──────── ИЗВЛЕЧЁННЫЙ ТЕКСТ

Безусловно, среди тех, кто клеймил Конфуция либо представлял его переродившимся, первое место принадлежит Чжуан-цзы. Вспомним диалог с разбойником Чжи. Это очень удобная форма — дать слово разбойнику, с которого и взятки гладки. Его лексика выдает его профессию, хотя этот выдуманный Чжуан-цзы разбойник не просто грабитель и убийца, но человек идейный, в этом смысле в чем-то напоминающий Робин Гуда, к тому же наиболее яркий из представленных в древнекитайских сочинениях сторонник идей Ян Чжу (что вполне логично, ибо жить разбоем — это примерно то же самое, что быть социальным паразитом и находиться на иждивении презираемого им общества, к чему всегда призывал Ян Чжу).

Возьмем монолог этого разбойника, обращенный против Конфуция (глава 29 «Чжуан-цзы»). Никто не смел так дерзко поносить Учителя, припоминать ему все его злоключения и неудачи, к тому же извращая их, обвиняя Конфуция в том, что он просто жулик, если не сумасшедший. Зачем Чжуан-цзы (или его сторонникам) понадобилось придумать разбойника Чжи и вставить его в свою книгу? Именно для того, чтобы, не смущаясь, облить идейного противника грязью.

────────────────
──────── ВЫДЕРЖКА ИЗ ДАННЫХ

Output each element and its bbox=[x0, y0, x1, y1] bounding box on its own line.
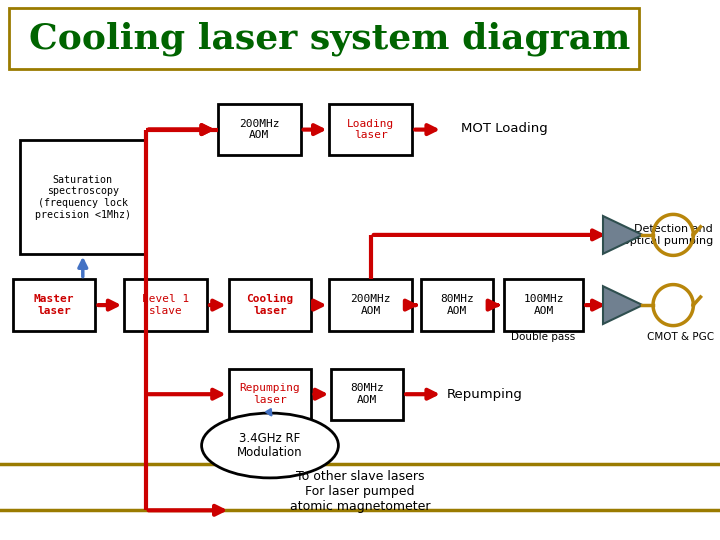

────────────────

**ЗАДАНИЯ ДЛЯ ВЫПОЛНЕНИЯ:**
(1) В какой главе книги «Чжуан-цзы», согласно извлечённому тексту, помещён монолог разбойника Чжи против Конфуция?
(2) Перепишите без изменений ту часть извлечённого текста, которая открывается словами «Безусловно, среди тех, кто» и завершается словами «призывал Ян Чжу).».
Листинг представляет собой самостоятельный материал.

**ОТВЕТЫ ПО ЗАДАНИЯМ:**
(1) В главе 29.

(2)
Безусловно, среди тех, кто клеймил Конфуция либо представлял его переродившимся, первое место принадлежит Чжуан-цзы. Вспомним диалог с разбойником Чжи. Это очень удобная форма — дать слово разбойнику, с которого и взятки гладки. Его лексика выдает его профессию, хотя этот выдуманный Чжуан-цзы разбойник не просто грабитель и убийца, но человек идейный, в этом смысле в чем-то напоминающий Робин Гуда, к тому же наиболее яркий из представленных в древнекитайских сочинениях сторонник идей Ян Чжу (что вполне логично, ибо жить разбоем — это примерно то же самое, что быть социальным паразитом и находиться на иждивении презираемого им общества, к чему всегда призывал Ян Чжу).